*** Records ***

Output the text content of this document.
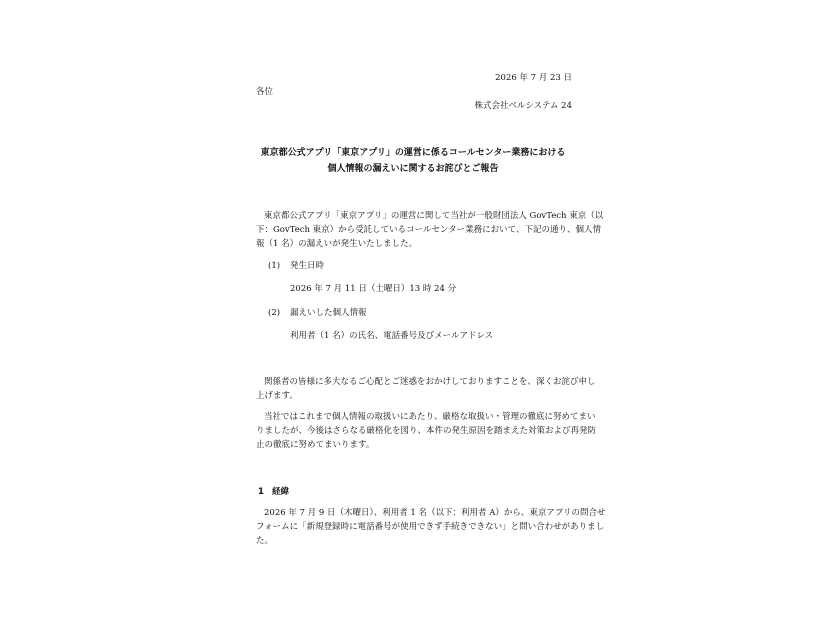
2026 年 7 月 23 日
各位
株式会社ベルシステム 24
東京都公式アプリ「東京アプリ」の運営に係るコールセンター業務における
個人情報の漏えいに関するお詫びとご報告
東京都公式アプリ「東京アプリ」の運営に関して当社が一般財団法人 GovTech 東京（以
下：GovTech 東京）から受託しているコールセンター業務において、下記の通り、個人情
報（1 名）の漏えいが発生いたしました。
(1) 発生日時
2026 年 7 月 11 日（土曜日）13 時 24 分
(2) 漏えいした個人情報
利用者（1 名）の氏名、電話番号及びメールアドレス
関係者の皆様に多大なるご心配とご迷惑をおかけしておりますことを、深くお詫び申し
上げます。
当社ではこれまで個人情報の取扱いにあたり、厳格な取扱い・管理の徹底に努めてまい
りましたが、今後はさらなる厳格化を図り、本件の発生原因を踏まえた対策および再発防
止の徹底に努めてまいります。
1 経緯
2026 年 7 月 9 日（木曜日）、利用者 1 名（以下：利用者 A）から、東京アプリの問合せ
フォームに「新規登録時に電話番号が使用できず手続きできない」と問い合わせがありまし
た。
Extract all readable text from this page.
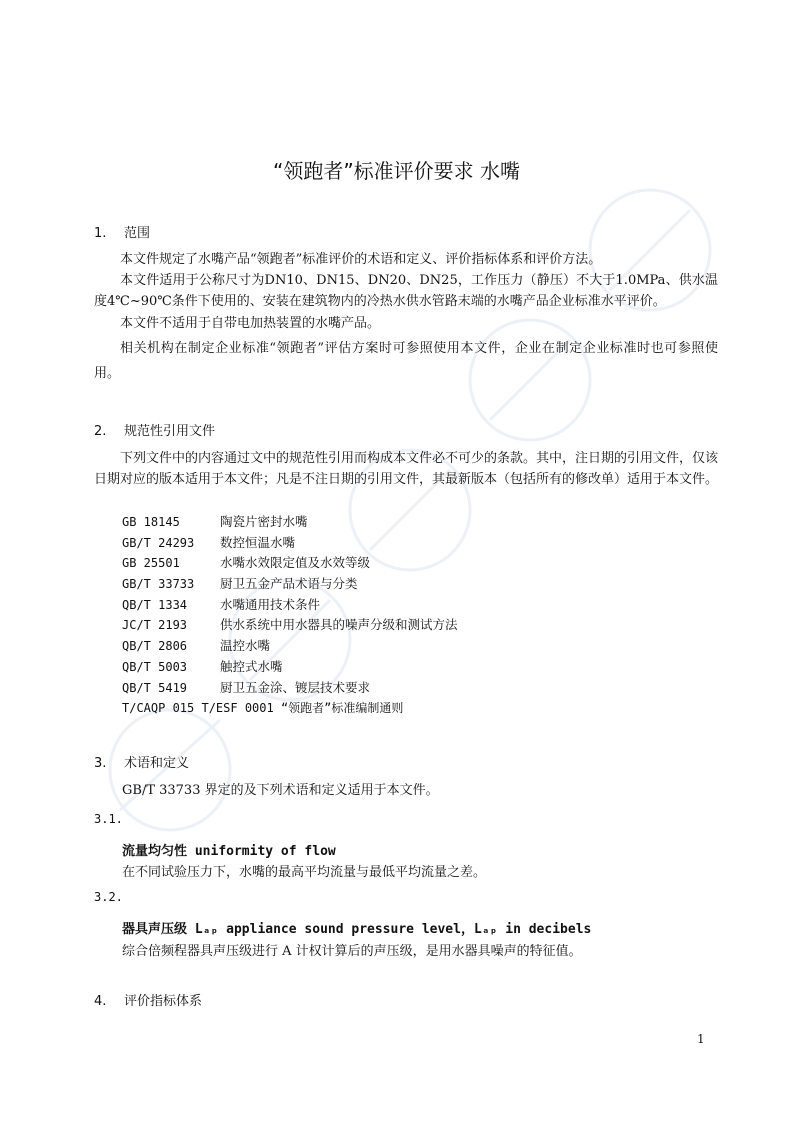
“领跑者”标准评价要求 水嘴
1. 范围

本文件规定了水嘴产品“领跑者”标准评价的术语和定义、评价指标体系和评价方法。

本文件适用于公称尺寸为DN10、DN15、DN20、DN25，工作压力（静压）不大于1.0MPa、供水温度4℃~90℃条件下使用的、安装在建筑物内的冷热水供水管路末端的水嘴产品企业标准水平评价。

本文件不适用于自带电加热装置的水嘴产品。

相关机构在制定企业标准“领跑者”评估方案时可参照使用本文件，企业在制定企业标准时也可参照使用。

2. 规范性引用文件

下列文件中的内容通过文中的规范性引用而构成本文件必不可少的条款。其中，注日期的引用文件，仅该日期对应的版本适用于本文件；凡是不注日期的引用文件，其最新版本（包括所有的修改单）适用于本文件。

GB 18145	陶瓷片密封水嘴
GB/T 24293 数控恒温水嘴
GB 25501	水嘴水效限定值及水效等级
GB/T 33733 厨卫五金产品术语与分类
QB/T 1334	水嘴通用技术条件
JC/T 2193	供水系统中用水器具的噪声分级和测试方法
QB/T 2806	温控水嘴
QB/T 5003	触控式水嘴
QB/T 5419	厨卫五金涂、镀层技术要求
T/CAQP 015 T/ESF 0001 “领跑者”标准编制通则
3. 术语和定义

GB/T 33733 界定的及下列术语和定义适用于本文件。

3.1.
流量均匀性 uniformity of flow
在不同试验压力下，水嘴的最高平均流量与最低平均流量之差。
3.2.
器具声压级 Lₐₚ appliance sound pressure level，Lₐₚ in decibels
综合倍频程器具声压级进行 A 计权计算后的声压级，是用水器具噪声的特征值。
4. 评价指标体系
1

***

In the records above, locate the lines holding the word "東京都公式アプリ". Copy each of them.

東京都公式アプリ「東京アプリ」の運営に係るコールセンター業務における
東京都公式アプリ「東京アプリ」の運営に関して当社が一般財団法人 GovTech 東京（以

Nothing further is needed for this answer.